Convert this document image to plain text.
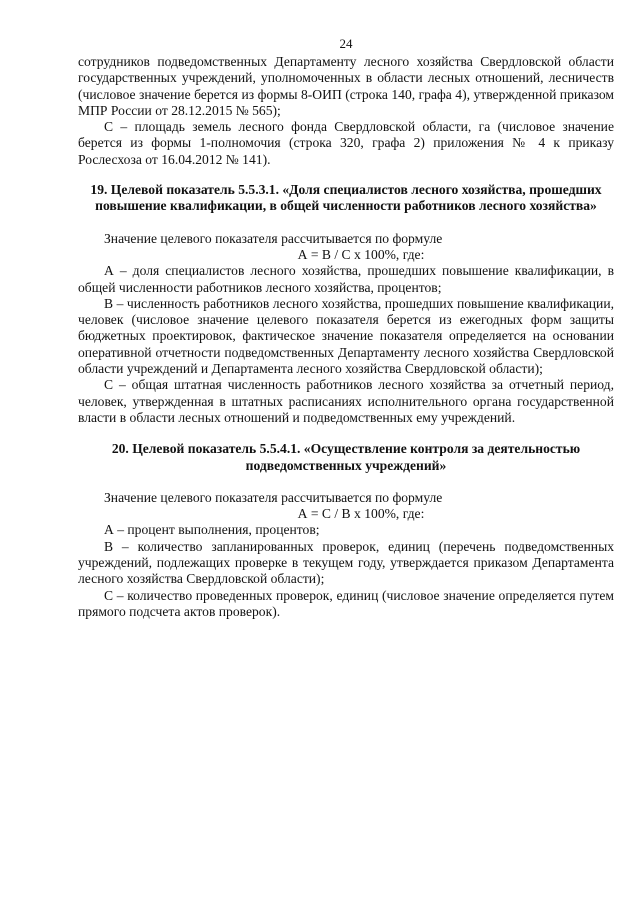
24

сотрудников подведомственных Департаменту лесного хозяйства Свердловской области государственных учреждений, уполномоченных в области лесных отношений, лесничеств (числовое значение берется из формы 8-ОИП (строка 140, графа 4), утвержденной приказом МПР России от 28.12.2015 № 565);

С – площадь земель лесного фонда Свердловской области, га (числовое значение берется из формы 1-полномочия (строка 320, графа 2) приложения № 4 к приказу Рослесхоза от 16.04.2012 № 141).

19. Целевой показатель 5.5.3.1. «Доля специалистов лесного хозяйства, прошедших повышение квалификации, в общей численности работников лесного хозяйства»

Значение целевого показателя рассчитывается по формуле

А = В / С х 100%, где:

А – доля специалистов лесного хозяйства, прошедших повышение квалификации, в общей численности работников лесного хозяйства, процентов;

В – численность работников лесного хозяйства, прошедших повышение квалификации, человек (числовое значение целевого показателя берется из ежегодных форм защиты бюджетных проектировок, фактическое значение показателя определяется на основании оперативной отчетности подведомственных Департаменту лесного хозяйства Свердловской области учреждений и Департамента лесного хозяйства Свердловской области);

С – общая штатная численность работников лесного хозяйства за отчетный период, человек, утвержденная в штатных расписаниях исполнительного органа государственной власти в области лесных отношений и подведомственных ему учреждений.

20. Целевой показатель 5.5.4.1. «Осуществление контроля за деятельностью подведомственных учреждений»

Значение целевого показателя рассчитывается по формуле

А = С / В х 100%, где:

А – процент выполнения, процентов;

В – количество запланированных проверок, единиц (перечень подведомственных учреждений, подлежащих проверке в текущем году, утверждается приказом Департамента лесного хозяйства Свердловской области);

С – количество проведенных проверок, единиц (числовое значение определяется путем прямого подсчета актов проверок).
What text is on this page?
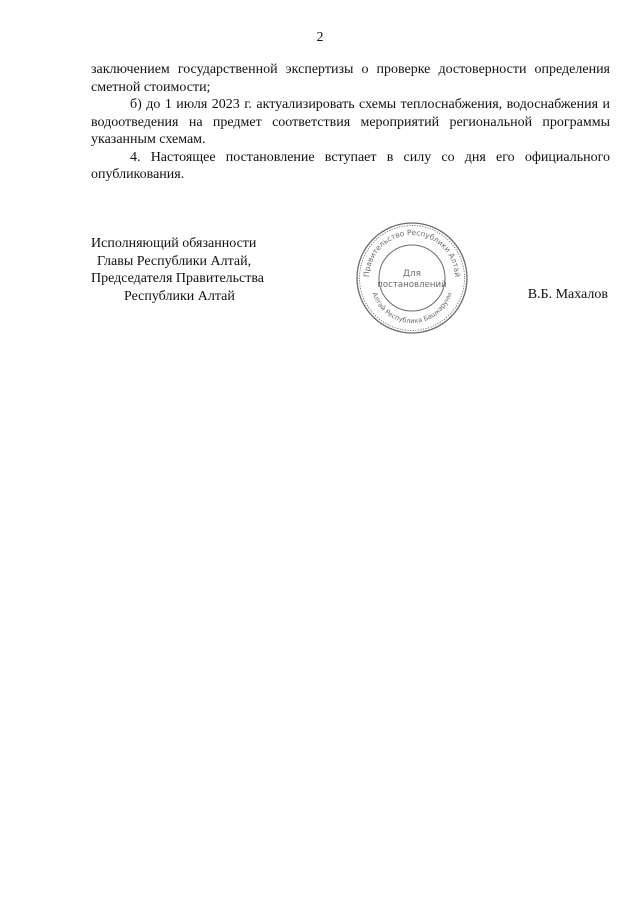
2

заключением государственной экспертизы о проверке достоверности определения сметной стоимости;

б) до 1 июля 2023 г. актуализировать схемы теплоснабжения, водоснабжения и водоотведения на предмет соответствия мероприятий региональной программы указанным схемам.

4. Настоящее постановление вступает в силу со дня его официального опубликования.

Исполняющий обязанности
Главы Республики Алтай,
Председателя Правительства
Республики Алтай
Правительство Республики Алтай
Алтай Республика Башкаруны
Для
постановлений
В.Б. Махалов
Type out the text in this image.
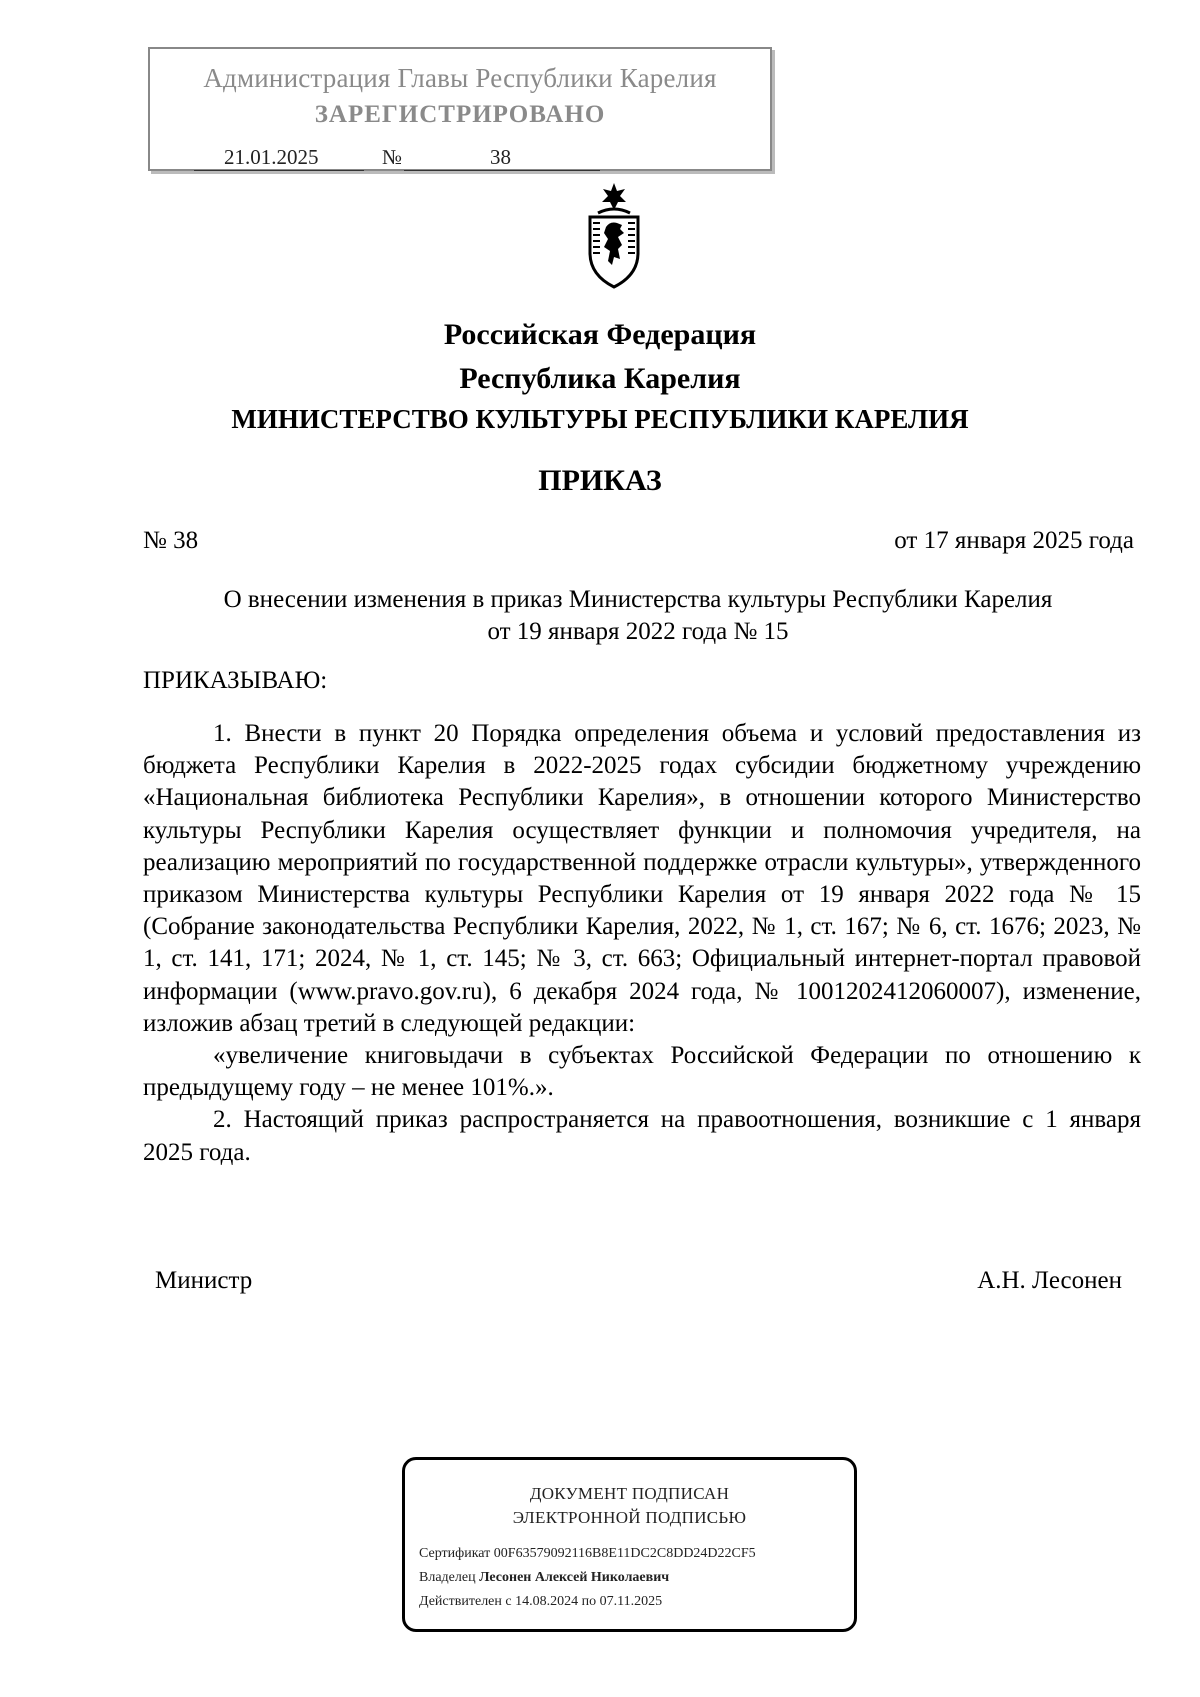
Администрация Главы Республики Карелия
ЗАРЕГИСТРИРОВАНО
21.01.2025	№	38
Российская Федерация
Республика Карелия
МИНИСТЕРСТВО КУЛЬТУРЫ РЕСПУБЛИКИ КАРЕЛИЯ
ПРИКАЗ
№ 38	от 17 января 2025 года
О внесении изменения в приказ Министерства культуры Республики Карелия
от 19 января 2022 года № 15
ПРИКАЗЫВАЮ:

1. Внести в пункт 20 Порядка определения объема и условий предоставления из бюджета Республики Карелия в 2022-2025 годах субсидии бюджетному учреждению «Национальная библиотека Республики Карелия», в отношении которого Министерство культуры Республики Карелия осуществляет функции и полномочия учредителя, на реализацию мероприятий по государственной поддержке отрасли культуры», утвержденного приказом Министерства культуры Республики Карелия от 19 января 2022 года № 15 (Собрание законодательства Республики Карелия, 2022, № 1, ст. 167; № 6, ст. 1676; 2023, № 1, ст. 141, 171; 2024, № 1, ст. 145; № 3, ст. 663; Официальный интернет-портал правовой информации (www.pravo.gov.ru), 6 декабря 2024 года, № 1001202412060007), изменение, изложив абзац третий в следующей редакции:

«увеличение книговыдачи в субъектах Российской Федерации по отношению к предыдущему году – не менее 101%.».

2. Настоящий приказ распространяется на правоотношения, возникшие с 1 января 2025 года.

Министр	А.Н. Лесонен
ДОКУМЕНТ ПОДПИСАН
ЭЛЕКТРОННОЙ ПОДПИСЬЮ
Сертификат 00F63579092116B8E11DC2C8DD24D22CF5
Владелец Лесонен Алексей Николаевич
Действителен с 14.08.2024 по 07.11.2025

THE EXERCISE:
Leave the pictures out, and reproduce only the lines from the line holding "Type out the text in this image." through the last line of the material, both included.

WRITTEN RESPONSE:
Type out the text in this image.
Администрация Главы Республики Карелия
ЗАРЕГИСТРИРОВАНО
21.01.2025	№	38
Российская Федерация
Республика Карелия
МИНИСТЕРСТВО КУЛЬТУРЫ РЕСПУБЛИКИ КАРЕЛИЯ
ПРИКАЗ
№ 38	от 17 января 2025 года
О внесении изменения в приказ Министерства культуры Республики Карелия
от 19 января 2022 года № 15
ПРИКАЗЫВАЮ:

1. Внести в пункт 20 Порядка определения объема и условий предоставления из бюджета Республики Карелия в 2022-2025 годах субсидии бюджетному учреждению «Национальная библиотека Республики Карелия», в отношении которого Министерство культуры Республики Карелия осуществляет функции и полномочия учредителя, на реализацию мероприятий по государственной поддержке отрасли культуры», утвержденного приказом Министерства культуры Республики Карелия от 19 января 2022 года № 15 (Собрание законодательства Республики Карелия, 2022, № 1, ст. 167; № 6, ст. 1676; 2023, № 1, ст. 141, 171; 2024, № 1, ст. 145; № 3, ст. 663; Официальный интернет-портал правовой информации (www.pravo.gov.ru), 6 декабря 2024 года, № 1001202412060007), изменение, изложив абзац третий в следующей редакции:

«увеличение книговыдачи в субъектах Российской Федерации по отношению к предыдущему году – не менее 101%.».

2. Настоящий приказ распространяется на правоотношения, возникшие с 1 января 2025 года.

Министр	А.Н. Лесонен
ДОКУМЕНТ ПОДПИСАН
ЭЛЕКТРОННОЙ ПОДПИСЬЮ
Сертификат 00F63579092116B8E11DC2C8DD24D22CF5
Владелец Лесонен Алексей Николаевич
Действителен с 14.08.2024 по 07.11.2025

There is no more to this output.